— BEGIN —
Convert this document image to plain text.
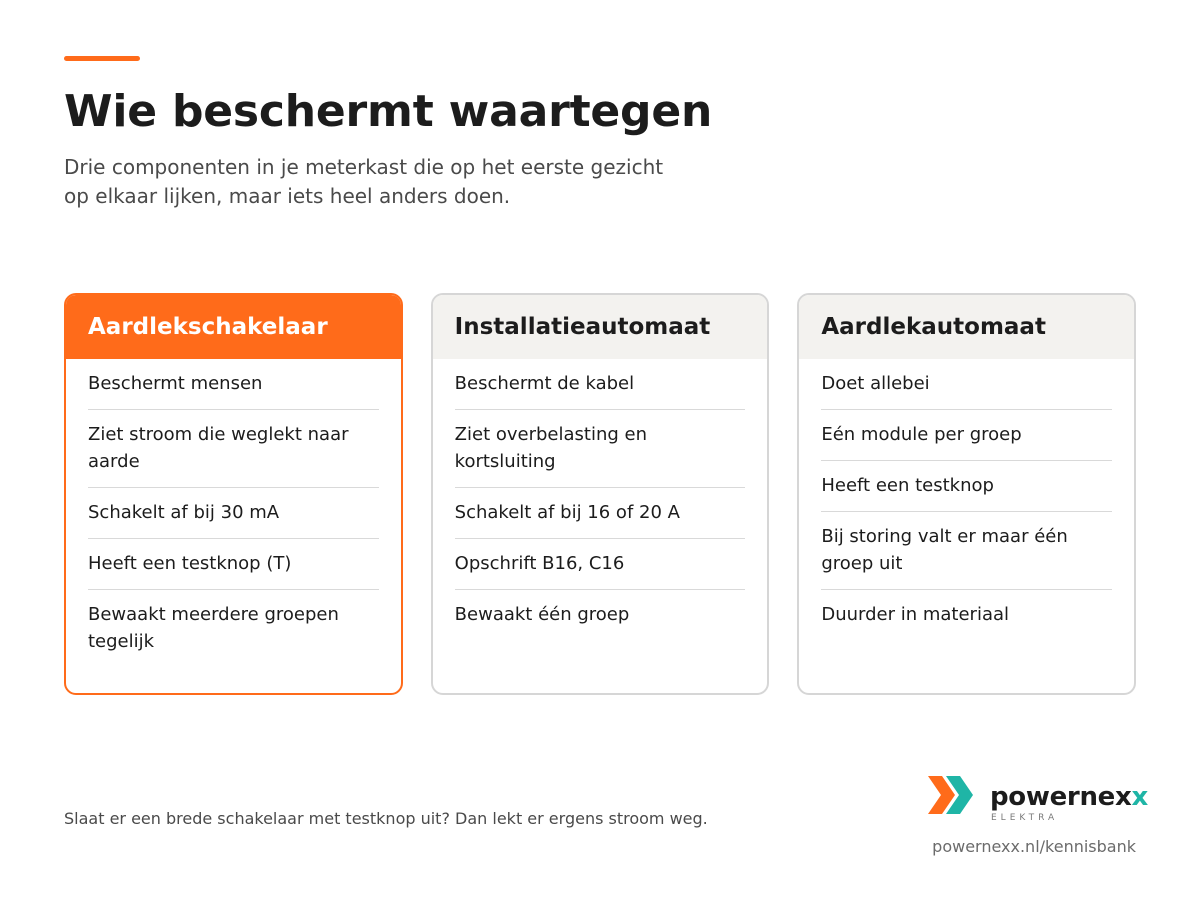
Wie beschermt waartegen

Drie componenten in je meterkast die op het eerste gezicht op elkaar lijken, maar iets heel anders doen.

Aardlekschakelaar
Beschermt mensen
Ziet stroom die weglekt naar aarde
Schakelt af bij 30 mA
Heeft een testknop (T)
Bewaakt meerdere groepen tegelijk
Installatieautomaat
Beschermt de kabel
Ziet overbelasting en kortsluiting
Schakelt af bij 16 of 20 A
Opschrift B16, C16
Bewaakt één groep
Aardlekautomaat
Doet allebei
Eén module per groep
Heeft een testknop
Bij storing valt er maar één groep uit
Duurder in materiaal

Slaat er een brede schakelaar met testknop uit? Dan lekt er ergens stroom weg.

powernexx
ELEKTRA
powernexx.nl/kennisbank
— END —
EXERCISE GOAL →
Identify and copy lines that hold the string "Heeft".

REPLY TO THE EXERCISE →
Heeft een testknop (T)
Heeft een testknop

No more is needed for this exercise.